EXERCISE BRIEF: Give every entry again, word for word.

:::::

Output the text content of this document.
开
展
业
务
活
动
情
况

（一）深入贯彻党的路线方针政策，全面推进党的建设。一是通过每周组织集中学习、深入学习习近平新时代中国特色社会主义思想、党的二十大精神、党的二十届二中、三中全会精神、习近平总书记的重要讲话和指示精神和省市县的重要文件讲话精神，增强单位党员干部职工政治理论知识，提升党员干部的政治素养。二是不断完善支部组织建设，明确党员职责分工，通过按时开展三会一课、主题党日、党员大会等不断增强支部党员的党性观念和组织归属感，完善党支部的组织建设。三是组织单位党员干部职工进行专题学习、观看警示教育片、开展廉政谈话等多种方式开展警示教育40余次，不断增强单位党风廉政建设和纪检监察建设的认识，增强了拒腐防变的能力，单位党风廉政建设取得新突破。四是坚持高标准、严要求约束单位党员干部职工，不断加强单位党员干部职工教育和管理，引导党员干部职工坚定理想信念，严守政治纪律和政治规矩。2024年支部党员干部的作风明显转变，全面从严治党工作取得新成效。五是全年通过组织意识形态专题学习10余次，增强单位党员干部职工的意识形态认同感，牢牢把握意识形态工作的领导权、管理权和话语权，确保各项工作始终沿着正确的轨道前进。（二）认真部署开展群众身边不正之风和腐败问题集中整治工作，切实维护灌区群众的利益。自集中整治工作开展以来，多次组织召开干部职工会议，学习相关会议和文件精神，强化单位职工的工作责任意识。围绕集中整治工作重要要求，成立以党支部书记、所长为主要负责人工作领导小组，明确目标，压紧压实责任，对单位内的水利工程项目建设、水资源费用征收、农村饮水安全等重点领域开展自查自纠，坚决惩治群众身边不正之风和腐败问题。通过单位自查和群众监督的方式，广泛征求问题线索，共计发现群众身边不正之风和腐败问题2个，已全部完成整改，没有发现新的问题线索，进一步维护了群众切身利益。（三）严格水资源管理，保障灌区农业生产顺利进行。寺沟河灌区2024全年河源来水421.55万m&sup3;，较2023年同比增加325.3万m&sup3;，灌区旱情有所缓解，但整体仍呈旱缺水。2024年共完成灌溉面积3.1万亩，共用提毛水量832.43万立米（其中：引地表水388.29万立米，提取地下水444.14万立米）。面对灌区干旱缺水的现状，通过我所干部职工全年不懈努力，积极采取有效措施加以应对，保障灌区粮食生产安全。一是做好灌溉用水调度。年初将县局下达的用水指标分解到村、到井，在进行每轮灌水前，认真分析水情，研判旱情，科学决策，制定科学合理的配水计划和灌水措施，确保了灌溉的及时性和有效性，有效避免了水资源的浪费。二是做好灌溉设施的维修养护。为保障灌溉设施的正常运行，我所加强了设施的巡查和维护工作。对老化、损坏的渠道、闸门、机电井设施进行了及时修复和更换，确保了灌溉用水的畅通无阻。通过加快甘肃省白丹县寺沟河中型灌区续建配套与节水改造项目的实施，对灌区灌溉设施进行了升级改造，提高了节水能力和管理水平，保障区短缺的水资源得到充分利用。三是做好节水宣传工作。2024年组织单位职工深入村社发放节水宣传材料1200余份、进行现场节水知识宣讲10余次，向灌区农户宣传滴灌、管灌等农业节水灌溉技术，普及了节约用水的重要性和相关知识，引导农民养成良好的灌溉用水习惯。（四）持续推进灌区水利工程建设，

:::::

CORRECT RESPONSE:
Output the text content of this document.
开
展
业
务
活
动
情
况

（一）深入贯彻党的路线方针政策，全面推进党的建设。一是通过每周组织集中学习、深入学习习近平新时代中国特色社会主义思想、党的二十大精神、党的二十届二中、三中全会精神、习近平总书记的重要讲话和指示精神和省市县的重要文件讲话精神，增强单位党员干部职工政治理论知识，提升党员干部的政治素养。二是不断完善支部组织建设，明确党员职责分工，通过按时开展三会一课、主题党日、党员大会等不断增强支部党员的党性观念和组织归属感，完善党支部的组织建设。三是组织单位党员干部职工进行专题学习、观看警示教育片、开展廉政谈话等多种方式开展警示教育40余次，不断增强单位党风廉政建设和纪检监察建设的认识，增强了拒腐防变的能力，单位党风廉政建设取得新突破。四是坚持高标准、严要求约束单位党员干部职工，不断加强单位党员干部职工教育和管理，引导党员干部职工坚定理想信念，严守政治纪律和政治规矩。2024年支部党员干部的作风明显转变，全面从严治党工作取得新成效。五是全年通过组织意识形态专题学习10余次，增强单位党员干部职工的意识形态认同感，牢牢把握意识形态工作的领导权、管理权和话语权，确保各项工作始终沿着正确的轨道前进。（二）认真部署开展群众身边不正之风和腐败问题集中整治工作，切实维护灌区群众的利益。自集中整治工作开展以来，多次组织召开干部职工会议，学习相关会议和文件精神，强化单位职工的工作责任意识。围绕集中整治工作重要要求，成立以党支部书记、所长为主要负责人工作领导小组，明确目标，压紧压实责任，对单位内的水利工程项目建设、水资源费用征收、农村饮水安全等重点领域开展自查自纠，坚决惩治群众身边不正之风和腐败问题。通过单位自查和群众监督的方式，广泛征求问题线索，共计发现群众身边不正之风和腐败问题2个，已全部完成整改，没有发现新的问题线索，进一步维护了群众切身利益。（三）严格水资源管理，保障灌区农业生产顺利进行。寺沟河灌区2024全年河源来水421.55万m&sup3;，较2023年同比增加325.3万m&sup3;，灌区旱情有所缓解，但整体仍呈旱缺水。2024年共完成灌溉面积3.1万亩，共用提毛水量832.43万立米（其中：引地表水388.29万立米，提取地下水444.14万立米）。面对灌区干旱缺水的现状，通过我所干部职工全年不懈努力，积极采取有效措施加以应对，保障灌区粮食生产安全。一是做好灌溉用水调度。年初将县局下达的用水指标分解到村、到井，在进行每轮灌水前，认真分析水情，研判旱情，科学决策，制定科学合理的配水计划和灌水措施，确保了灌溉的及时性和有效性，有效避免了水资源的浪费。二是做好灌溉设施的维修养护。为保障灌溉设施的正常运行，我所加强了设施的巡查和维护工作。对老化、损坏的渠道、闸门、机电井设施进行了及时修复和更换，确保了灌溉用水的畅通无阻。通过加快甘肃省白丹县寺沟河中型灌区续建配套与节水改造项目的实施，对灌区灌溉设施进行了升级改造，提高了节水能力和管理水平，保障区短缺的水资源得到充分利用。三是做好节水宣传工作。2024年组织单位职工深入村社发放节水宣传材料1200余份、进行现场节水知识宣讲10余次，向灌区农户宣传滴灌、管灌等农业节水灌溉技术，普及了节约用水的重要性和相关知识，引导农民养成良好的灌溉用水习惯。（四）持续推进灌区水利工程建设，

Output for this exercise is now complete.